SELECTED PASSAGE:
Fayez Al-Malki (Arabic: فايز المالكي; born September 12, 1969) is a Saudi Arabian television actor and humanitarian. He is best known as Menahi, a character he portrayed in several works such as Menahi's diary (2006) and Menahi (2009).

Background 
Al-Malki was born in Haddad Bani Malik, Ta'if, his brother is Ali Al-Malki, an Islamic preacher. Al-Malki began his career in theater in 1985, where he worked in many theatrical works during that period via portraying a comic character known at the time as Abu Rannah. His television debut in the first season of Saudi Arabian comedy, Tash ma Tash (No Big Deal) in 1993.

In 2009, he was featured in the list of Arabian Business 100 Inspiring leaders in the Middle East and honored at the King Fahd Cultural Center in Riyadh.

On August 31, 2009, he was chosen as a Goodwill ambassador for UNICEF in the Persian Gulf region. Al-Malki resigned from the position in 2012 because of their stance regarding the Syrian crisis.

SUPPLIED DATA:
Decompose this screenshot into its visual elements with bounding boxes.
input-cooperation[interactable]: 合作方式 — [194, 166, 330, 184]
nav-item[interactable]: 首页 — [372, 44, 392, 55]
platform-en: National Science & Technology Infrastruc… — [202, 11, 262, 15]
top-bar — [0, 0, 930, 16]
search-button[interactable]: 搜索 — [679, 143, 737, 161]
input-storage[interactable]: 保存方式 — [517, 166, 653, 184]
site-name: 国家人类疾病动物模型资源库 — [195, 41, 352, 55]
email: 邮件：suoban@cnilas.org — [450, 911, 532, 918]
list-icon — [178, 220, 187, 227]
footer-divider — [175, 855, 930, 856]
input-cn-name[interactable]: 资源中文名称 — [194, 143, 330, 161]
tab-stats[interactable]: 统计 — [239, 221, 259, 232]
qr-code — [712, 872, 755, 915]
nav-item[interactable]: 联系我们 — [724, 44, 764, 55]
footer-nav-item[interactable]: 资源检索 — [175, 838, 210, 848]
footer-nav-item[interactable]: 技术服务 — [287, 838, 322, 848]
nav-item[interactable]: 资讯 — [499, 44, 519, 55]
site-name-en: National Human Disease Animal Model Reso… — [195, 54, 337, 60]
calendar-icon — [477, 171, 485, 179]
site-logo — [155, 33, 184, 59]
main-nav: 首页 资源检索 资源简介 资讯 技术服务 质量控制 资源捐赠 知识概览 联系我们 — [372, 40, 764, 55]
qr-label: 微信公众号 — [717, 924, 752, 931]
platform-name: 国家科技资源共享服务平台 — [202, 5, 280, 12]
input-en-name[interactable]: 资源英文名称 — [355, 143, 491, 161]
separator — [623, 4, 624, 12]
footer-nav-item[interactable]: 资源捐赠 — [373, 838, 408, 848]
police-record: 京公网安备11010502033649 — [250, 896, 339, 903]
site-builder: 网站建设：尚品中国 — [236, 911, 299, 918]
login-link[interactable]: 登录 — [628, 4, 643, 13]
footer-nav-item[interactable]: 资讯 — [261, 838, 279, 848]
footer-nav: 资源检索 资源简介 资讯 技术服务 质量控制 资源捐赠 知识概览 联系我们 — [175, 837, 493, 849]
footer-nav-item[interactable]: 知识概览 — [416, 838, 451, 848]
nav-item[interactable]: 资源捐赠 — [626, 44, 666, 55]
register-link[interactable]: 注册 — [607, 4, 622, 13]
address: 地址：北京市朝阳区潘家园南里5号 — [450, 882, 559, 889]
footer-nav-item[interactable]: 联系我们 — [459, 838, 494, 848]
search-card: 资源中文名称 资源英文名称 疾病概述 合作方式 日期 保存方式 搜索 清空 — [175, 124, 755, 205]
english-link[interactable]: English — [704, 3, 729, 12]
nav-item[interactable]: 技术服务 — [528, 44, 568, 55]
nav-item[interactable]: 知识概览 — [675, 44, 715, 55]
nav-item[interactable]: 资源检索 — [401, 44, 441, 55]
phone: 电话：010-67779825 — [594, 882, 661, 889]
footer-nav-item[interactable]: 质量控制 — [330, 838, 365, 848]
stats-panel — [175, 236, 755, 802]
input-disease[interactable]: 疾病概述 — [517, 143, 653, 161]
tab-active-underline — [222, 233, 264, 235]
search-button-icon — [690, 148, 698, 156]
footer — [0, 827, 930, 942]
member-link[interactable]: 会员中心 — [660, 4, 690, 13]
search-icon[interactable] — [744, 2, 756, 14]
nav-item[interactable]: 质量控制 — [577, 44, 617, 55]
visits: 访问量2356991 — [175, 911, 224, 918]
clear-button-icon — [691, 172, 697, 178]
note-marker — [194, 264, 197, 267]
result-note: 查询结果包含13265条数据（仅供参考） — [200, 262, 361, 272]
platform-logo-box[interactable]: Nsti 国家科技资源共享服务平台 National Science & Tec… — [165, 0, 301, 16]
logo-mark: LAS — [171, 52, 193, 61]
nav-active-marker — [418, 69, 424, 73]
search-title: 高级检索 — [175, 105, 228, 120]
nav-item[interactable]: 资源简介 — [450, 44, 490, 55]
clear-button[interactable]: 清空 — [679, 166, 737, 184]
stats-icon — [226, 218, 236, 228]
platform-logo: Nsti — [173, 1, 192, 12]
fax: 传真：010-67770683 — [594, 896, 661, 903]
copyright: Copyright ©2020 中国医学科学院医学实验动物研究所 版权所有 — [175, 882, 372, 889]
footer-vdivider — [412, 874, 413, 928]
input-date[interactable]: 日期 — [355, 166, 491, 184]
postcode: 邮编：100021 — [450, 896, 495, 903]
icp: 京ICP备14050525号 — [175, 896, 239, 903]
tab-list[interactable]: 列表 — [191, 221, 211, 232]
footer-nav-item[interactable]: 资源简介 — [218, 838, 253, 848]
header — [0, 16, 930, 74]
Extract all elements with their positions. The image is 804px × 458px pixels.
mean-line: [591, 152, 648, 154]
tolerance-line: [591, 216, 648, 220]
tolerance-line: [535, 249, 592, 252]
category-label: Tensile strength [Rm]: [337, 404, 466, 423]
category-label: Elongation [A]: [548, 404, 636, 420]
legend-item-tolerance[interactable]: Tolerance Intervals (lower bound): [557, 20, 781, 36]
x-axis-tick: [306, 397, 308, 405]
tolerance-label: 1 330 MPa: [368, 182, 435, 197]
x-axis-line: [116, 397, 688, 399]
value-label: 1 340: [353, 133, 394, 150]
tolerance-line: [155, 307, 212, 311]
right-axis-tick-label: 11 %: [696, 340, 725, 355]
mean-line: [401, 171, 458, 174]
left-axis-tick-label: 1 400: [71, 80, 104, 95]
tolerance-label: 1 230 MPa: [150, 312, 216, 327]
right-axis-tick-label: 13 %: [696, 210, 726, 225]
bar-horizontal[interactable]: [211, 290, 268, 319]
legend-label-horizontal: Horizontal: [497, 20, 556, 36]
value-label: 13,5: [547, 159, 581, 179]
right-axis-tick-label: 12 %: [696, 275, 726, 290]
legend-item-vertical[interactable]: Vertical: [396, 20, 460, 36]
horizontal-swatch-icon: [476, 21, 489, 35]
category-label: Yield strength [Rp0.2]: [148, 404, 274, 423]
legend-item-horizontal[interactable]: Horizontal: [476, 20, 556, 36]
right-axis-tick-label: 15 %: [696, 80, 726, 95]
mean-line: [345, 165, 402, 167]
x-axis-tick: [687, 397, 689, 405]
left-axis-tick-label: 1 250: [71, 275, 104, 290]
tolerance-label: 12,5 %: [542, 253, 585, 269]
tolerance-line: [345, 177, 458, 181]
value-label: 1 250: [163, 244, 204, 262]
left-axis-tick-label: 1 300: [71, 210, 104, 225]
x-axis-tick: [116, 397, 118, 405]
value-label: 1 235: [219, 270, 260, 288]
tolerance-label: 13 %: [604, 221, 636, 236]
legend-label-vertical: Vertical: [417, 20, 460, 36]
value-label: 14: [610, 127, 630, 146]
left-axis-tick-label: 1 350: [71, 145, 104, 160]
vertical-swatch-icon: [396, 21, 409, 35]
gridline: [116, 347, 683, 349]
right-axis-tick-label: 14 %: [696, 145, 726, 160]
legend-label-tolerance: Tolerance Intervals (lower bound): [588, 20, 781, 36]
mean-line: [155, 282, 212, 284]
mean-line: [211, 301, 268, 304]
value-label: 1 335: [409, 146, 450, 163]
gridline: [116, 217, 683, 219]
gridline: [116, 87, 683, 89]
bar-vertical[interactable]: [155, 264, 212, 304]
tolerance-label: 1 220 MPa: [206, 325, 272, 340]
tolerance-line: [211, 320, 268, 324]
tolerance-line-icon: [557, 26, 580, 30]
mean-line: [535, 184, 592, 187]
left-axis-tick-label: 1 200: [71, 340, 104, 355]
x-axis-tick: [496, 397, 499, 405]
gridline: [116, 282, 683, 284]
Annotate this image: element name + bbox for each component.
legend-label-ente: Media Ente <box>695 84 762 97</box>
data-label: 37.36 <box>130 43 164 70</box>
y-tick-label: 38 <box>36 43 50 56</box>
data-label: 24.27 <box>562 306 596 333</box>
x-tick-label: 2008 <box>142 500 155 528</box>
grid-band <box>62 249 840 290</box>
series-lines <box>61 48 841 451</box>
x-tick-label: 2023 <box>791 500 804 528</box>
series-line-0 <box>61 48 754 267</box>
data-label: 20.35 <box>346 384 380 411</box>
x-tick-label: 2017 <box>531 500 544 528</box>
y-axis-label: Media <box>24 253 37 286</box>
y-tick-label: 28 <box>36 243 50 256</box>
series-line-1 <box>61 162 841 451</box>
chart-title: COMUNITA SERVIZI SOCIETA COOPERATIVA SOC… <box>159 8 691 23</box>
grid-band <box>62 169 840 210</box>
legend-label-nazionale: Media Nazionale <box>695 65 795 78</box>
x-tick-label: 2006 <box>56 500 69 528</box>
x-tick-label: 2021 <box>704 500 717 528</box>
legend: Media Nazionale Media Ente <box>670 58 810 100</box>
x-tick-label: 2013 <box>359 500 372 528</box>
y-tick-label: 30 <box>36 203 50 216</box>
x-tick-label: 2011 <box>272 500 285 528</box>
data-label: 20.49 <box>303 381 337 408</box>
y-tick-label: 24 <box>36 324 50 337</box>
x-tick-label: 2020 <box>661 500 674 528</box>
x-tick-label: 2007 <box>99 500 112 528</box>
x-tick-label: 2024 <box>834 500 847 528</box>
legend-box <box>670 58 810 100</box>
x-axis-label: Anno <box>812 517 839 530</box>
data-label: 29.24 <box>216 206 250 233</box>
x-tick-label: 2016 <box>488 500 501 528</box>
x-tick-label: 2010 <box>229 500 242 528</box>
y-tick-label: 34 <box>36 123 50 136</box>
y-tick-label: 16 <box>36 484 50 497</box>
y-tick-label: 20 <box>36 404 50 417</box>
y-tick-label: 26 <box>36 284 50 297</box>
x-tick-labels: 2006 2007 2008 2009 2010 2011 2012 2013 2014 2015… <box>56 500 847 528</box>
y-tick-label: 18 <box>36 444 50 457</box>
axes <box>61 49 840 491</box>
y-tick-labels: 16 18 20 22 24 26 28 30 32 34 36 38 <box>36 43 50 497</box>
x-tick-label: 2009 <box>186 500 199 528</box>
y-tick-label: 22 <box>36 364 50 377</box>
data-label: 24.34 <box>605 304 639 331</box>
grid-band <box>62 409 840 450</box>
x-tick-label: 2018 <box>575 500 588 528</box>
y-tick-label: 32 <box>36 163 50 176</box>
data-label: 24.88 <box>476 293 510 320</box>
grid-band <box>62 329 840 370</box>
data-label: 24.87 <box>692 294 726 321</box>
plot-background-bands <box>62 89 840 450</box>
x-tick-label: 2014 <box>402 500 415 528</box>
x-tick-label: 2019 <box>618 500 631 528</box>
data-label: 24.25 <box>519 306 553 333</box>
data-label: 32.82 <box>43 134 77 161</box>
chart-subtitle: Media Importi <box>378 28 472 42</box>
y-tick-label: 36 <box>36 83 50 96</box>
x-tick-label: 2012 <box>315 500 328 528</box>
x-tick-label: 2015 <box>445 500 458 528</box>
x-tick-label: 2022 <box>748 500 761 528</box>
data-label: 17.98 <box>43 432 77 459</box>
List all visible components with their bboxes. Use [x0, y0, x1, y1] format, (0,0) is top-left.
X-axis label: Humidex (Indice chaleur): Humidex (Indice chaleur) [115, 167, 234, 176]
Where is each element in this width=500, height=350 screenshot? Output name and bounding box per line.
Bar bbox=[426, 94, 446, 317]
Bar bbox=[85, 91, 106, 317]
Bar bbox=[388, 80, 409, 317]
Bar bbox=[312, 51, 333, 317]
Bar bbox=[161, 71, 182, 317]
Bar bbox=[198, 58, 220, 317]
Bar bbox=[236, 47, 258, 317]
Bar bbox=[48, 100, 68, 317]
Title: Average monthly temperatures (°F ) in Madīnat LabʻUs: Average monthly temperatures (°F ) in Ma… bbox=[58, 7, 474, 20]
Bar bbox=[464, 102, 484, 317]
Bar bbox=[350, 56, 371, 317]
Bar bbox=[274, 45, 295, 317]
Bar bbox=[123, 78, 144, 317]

PROBLEMS AND TASKS:
(1) Update the Fayez Al-Malki biography from "On August 31, 2009, he" to "the Syrian crisis.", replacing "UNICEF" with "the United Nations Children's Fund".
(2) Using the Fayez Al-Malki biography, answer each question:
(a) In what year did Al-Malki begin his career in theater?
(b) Where was he honored in 2009?
(c) In what year did he resign as a Goodwill ambassador?
(3) Turn the paragraph of the Fayez Al-Malki biography that begins "Al-Malki was born in Haddad Bani Malik" into a short bulleted list that keeps its main facts.

ANSWERS BELOW:
(1)
On August 31, 2009, he was chosen as a Goodwill ambassador for the United Nations Children's Fund in the Persian Gulf region. Al-Malki resigned from the position in 2012 because of their stance regarding the Syrian crisis.

(2)
(a) 1985
(b) At the King Fahd Cultural Center in Riyadh
(c) 2012

(3)
- Born in Haddad Bani Malik, Ta'if
- Brother: Ali Al-Malki, an Islamic preacher
- Began his theater career in 1985, playing a comic character called Abu Rannah
- Made his television debut in 1993 in the first season of the Saudi Arabian comedy Tash ma Tash (No Big Deal)